• [What you will do]: Leave every picture out and write out the records below exactly.

--- start Given records ---

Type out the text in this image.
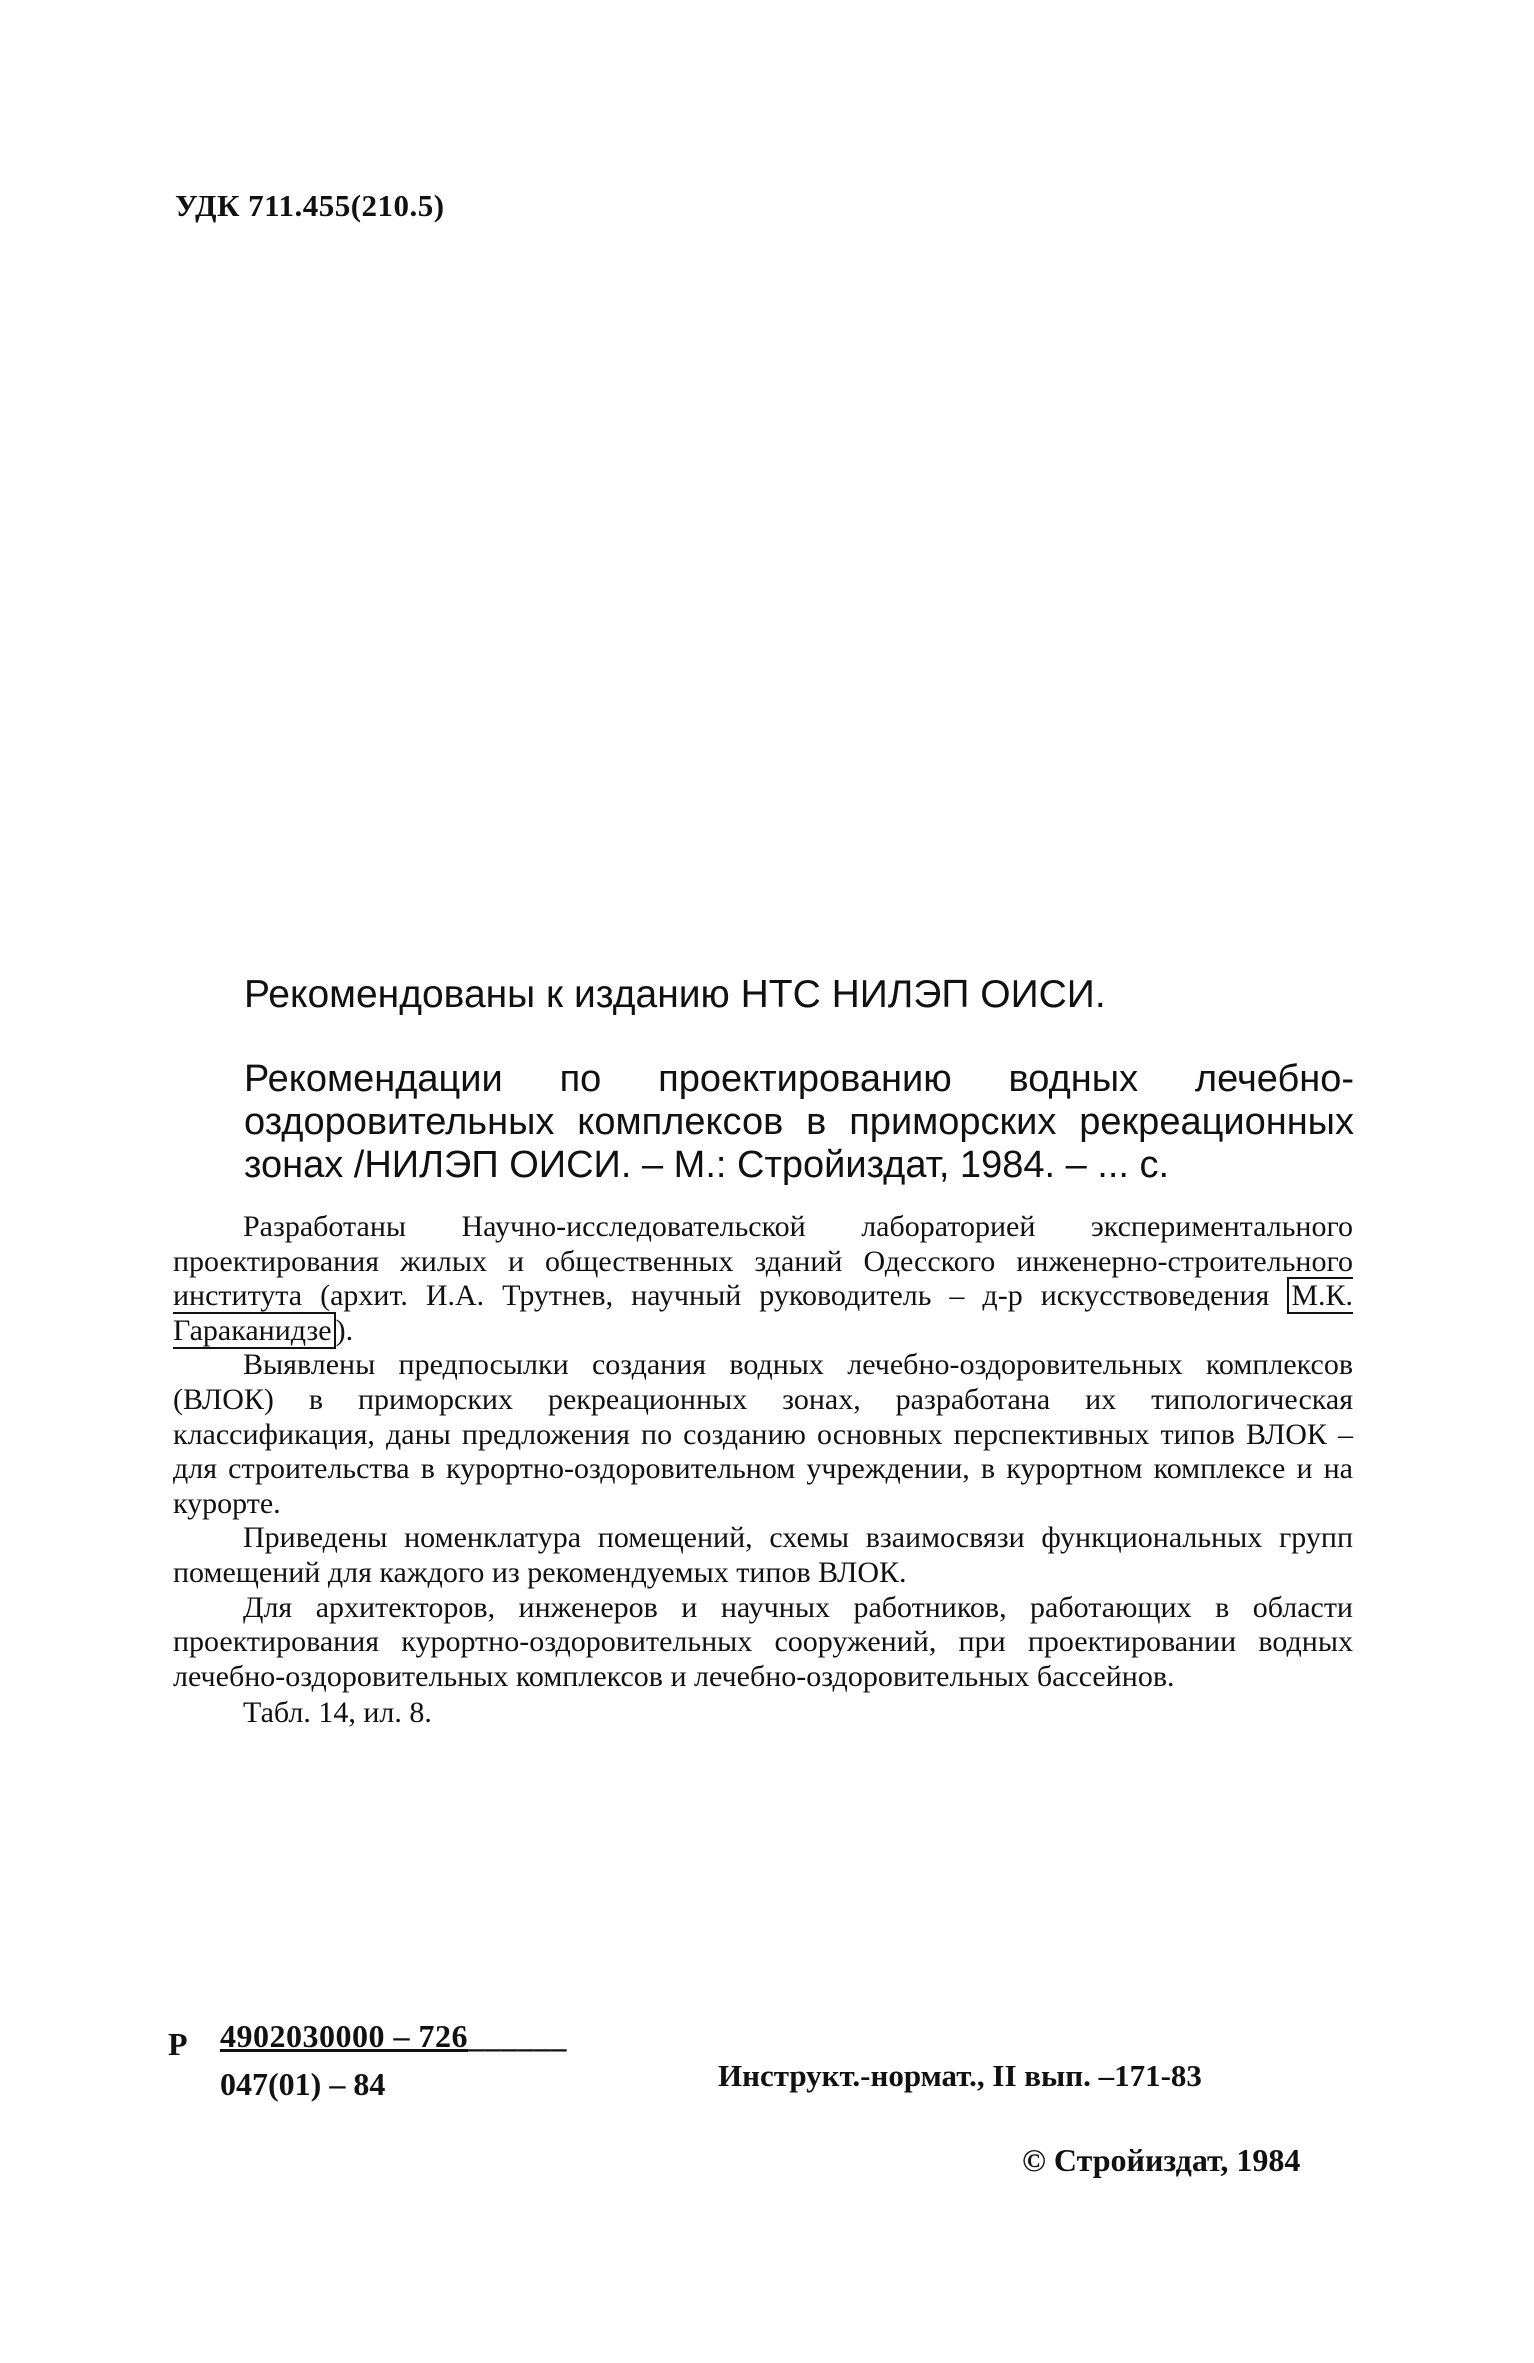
УДК 711.455(210.5)
Рекомендованы к изданию НТС НИЛЭП ОИСИ.
Рекомендации по проектированию водных лечебно-оздоровительных комплексов в приморских рекреационных зонах /НИЛЭП ОИСИ. – М.: Стройиздат, 1984. – ... с.

Разработаны Научно-исследовательской лабораторией экспериментального проектирования жилых и общественных зданий Одесского инженерно-строительного института (архит. И.А. Трутнев, научный руководитель – д-р искусствоведения М.К. Гараканидзе ).

Выявлены предпосылки создания водных лечебно-оздоровительных комплексов (ВЛОК) в приморских рекреационных зонах, разработана их типологическая классификация, даны предложения по созданию основных перспективных типов ВЛОК – для строительства в курортно-оздоровительном учреждении, в курортном комплексе и на курорте.

Приведены номенклатура помещений, схемы взаимосвязи функциональных групп помещений для каждого из рекомендуемых типов ВЛОК.

Для архитекторов, инженеров и научных работников, работающих в области проектирования курортно-оздоровительных сооружений, при проектировании водных лечебно-оздоровительных комплексов и лечебно-оздоровительных бассейнов.

Табл. 14, ил. 8.

Р 4902030000 – 726______
047(01) – 84	Инструкт.-нормат., II вып. –171-83
© Стройиздат, 1984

--- end Given records ---

• [Result]:
Type out the text in this image.
УДК 711.455(210.5)
Рекомендованы к изданию НТС НИЛЭП ОИСИ.
Рекомендации по проектированию водных лечебно-оздоровительных комплексов в приморских рекреационных зонах /НИЛЭП ОИСИ. – М.: Стройиздат, 1984. – ... с.

Разработаны Научно-исследовательской лабораторией экспериментального проектирования жилых и общественных зданий Одесского инженерно-строительного института (архит. И.А. Трутнев, научный руководитель – д-р искусствоведения М.К. Гараканидзе ).

Выявлены предпосылки создания водных лечебно-оздоровительных комплексов (ВЛОК) в приморских рекреационных зонах, разработана их типологическая классификация, даны предложения по созданию основных перспективных типов ВЛОК – для строительства в курортно-оздоровительном учреждении, в курортном комплексе и на курорте.

Приведены номенклатура помещений, схемы взаимосвязи функциональных групп помещений для каждого из рекомендуемых типов ВЛОК.

Для архитекторов, инженеров и научных работников, работающих в области проектирования курортно-оздоровительных сооружений, при проектировании водных лечебно-оздоровительных комплексов и лечебно-оздоровительных бассейнов.

Табл. 14, ил. 8.

Р 4902030000 – 726______
047(01) – 84	Инструкт.-нормат., II вып. –171-83
© Стройиздат, 1984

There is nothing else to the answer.